Challenge –
Count how many lines hold the string "index". Answer with that number and nothing more.
-- START OF Input data --
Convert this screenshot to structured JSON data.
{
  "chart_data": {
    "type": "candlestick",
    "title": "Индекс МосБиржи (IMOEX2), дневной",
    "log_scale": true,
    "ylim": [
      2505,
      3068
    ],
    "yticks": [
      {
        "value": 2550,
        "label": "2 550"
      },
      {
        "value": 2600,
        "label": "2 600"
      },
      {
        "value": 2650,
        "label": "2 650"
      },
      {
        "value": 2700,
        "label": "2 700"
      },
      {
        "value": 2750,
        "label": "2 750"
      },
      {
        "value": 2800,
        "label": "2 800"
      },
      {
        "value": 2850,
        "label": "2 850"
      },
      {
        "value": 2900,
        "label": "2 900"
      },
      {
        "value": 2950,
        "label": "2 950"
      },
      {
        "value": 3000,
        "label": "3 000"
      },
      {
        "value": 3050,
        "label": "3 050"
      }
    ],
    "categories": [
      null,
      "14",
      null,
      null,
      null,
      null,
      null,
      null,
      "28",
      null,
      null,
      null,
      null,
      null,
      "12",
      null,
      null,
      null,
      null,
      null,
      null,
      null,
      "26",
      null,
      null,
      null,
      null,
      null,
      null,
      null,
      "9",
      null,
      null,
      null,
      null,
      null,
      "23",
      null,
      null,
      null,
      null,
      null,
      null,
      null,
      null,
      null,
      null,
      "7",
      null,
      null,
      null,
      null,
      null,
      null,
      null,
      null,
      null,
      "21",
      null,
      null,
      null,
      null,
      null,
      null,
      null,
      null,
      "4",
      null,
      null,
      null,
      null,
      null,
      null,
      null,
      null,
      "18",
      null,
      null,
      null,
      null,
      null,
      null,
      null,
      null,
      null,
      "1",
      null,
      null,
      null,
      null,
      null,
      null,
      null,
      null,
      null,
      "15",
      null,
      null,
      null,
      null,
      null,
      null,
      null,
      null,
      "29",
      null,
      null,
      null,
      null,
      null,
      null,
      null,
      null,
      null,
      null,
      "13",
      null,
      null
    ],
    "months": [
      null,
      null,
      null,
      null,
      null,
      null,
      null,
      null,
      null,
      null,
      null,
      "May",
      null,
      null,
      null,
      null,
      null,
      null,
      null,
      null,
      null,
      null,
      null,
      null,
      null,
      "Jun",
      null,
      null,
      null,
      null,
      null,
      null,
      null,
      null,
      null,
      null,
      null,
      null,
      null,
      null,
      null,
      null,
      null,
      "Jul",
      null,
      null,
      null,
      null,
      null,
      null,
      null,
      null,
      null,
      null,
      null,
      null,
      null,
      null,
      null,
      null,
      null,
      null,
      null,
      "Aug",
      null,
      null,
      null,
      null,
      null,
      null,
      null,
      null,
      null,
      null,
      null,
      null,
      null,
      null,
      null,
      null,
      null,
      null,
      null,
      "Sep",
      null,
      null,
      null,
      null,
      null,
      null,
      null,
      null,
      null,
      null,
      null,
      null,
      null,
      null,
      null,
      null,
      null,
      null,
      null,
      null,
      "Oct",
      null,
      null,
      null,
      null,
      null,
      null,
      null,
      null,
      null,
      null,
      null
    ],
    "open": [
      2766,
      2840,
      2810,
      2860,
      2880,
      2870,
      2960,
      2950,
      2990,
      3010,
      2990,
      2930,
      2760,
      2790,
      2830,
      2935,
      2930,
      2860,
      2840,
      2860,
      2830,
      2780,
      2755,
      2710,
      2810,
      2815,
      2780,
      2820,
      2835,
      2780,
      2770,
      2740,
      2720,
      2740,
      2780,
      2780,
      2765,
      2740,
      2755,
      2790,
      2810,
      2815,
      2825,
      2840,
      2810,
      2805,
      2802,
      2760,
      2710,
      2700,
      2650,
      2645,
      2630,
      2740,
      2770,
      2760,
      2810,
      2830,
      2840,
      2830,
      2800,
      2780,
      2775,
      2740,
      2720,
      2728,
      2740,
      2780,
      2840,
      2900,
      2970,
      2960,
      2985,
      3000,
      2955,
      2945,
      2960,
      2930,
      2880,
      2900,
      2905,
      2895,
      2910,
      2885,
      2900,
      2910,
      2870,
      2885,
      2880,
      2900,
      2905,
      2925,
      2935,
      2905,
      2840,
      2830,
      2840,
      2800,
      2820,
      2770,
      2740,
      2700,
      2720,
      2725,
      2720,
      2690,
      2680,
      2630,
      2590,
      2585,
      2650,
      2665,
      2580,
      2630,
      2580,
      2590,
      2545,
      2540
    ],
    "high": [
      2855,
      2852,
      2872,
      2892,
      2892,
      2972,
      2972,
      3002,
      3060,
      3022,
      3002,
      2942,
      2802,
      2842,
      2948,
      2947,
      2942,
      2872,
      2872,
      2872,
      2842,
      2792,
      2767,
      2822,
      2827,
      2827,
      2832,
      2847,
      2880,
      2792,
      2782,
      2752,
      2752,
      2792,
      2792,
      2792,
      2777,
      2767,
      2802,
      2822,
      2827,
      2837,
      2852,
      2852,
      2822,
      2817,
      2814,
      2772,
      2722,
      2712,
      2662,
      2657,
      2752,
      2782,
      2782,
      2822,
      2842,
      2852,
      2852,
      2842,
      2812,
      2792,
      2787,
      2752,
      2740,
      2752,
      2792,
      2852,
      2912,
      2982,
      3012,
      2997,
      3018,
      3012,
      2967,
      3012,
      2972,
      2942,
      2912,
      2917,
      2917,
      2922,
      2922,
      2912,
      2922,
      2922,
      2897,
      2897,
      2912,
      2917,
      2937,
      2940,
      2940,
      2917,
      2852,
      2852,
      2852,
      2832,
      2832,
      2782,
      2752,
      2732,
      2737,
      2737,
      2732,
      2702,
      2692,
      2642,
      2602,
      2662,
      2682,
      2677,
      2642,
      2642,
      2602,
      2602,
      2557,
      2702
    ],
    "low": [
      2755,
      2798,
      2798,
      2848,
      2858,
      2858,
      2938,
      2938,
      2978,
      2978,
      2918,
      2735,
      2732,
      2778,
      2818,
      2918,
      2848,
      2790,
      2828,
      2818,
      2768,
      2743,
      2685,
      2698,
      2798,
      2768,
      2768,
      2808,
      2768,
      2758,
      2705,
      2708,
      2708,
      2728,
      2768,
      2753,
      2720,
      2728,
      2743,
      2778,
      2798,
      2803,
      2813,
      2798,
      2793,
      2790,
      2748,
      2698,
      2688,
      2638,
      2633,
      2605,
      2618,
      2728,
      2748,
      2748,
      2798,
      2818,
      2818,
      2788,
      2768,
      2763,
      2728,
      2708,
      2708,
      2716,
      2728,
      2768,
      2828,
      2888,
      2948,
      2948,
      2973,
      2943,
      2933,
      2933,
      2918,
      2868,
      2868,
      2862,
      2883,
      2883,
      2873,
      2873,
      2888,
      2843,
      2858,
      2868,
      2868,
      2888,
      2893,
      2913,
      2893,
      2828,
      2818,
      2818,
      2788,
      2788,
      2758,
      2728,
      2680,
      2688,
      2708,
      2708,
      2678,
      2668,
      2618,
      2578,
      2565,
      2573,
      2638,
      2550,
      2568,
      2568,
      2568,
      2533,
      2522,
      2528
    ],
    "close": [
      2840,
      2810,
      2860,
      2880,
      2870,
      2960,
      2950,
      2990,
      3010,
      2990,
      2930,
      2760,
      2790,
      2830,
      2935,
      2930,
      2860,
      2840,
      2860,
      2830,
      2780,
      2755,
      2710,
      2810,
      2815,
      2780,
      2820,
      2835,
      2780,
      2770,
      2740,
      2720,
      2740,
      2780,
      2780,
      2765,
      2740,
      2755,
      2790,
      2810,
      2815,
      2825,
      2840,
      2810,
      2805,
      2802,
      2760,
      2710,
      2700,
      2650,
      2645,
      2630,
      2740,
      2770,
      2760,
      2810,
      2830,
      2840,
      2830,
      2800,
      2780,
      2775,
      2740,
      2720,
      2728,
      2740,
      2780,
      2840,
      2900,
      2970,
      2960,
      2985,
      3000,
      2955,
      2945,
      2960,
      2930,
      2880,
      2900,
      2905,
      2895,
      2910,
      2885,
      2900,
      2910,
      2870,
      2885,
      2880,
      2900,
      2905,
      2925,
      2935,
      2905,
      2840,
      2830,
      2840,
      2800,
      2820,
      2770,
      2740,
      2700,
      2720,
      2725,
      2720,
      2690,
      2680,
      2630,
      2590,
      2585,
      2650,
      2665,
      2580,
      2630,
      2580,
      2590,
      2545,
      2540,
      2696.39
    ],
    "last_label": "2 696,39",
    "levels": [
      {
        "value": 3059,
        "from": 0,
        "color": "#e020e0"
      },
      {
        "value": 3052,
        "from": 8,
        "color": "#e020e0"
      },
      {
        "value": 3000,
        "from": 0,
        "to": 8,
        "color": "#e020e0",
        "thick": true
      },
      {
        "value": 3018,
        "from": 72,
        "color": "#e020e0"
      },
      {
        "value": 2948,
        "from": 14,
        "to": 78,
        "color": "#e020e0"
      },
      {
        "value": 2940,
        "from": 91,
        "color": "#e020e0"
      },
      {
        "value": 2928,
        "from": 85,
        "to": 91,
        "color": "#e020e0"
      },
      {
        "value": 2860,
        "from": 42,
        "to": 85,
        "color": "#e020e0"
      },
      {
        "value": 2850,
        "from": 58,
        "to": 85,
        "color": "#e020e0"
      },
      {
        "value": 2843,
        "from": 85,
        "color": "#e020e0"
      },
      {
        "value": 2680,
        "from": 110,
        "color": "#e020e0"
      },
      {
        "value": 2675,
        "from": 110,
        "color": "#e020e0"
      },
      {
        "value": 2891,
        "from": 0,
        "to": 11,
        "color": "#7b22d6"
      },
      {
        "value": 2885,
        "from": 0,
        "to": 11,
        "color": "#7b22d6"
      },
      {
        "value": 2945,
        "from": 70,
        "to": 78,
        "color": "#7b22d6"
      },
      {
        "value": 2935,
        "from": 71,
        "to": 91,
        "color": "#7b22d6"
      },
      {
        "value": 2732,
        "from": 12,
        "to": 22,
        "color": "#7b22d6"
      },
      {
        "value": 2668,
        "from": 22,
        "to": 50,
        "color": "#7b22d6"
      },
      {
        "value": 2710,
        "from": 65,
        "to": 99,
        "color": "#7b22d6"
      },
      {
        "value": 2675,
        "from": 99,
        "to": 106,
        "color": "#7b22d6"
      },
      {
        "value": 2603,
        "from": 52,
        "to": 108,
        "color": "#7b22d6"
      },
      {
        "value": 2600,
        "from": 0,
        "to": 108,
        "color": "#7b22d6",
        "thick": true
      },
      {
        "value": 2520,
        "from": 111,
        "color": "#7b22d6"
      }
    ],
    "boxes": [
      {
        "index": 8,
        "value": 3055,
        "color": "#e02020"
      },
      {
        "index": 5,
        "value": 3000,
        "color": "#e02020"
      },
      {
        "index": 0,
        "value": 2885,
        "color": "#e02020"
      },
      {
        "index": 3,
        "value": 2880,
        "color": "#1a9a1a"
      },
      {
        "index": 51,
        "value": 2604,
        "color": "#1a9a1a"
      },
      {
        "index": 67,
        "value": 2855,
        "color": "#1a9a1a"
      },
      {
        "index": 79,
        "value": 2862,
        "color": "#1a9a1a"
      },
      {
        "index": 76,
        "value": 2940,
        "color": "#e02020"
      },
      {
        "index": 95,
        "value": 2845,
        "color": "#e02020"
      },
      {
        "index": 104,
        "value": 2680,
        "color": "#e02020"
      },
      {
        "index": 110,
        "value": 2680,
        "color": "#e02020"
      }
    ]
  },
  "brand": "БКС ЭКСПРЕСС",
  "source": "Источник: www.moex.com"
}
-- END OF Input data --
Exercise response –
11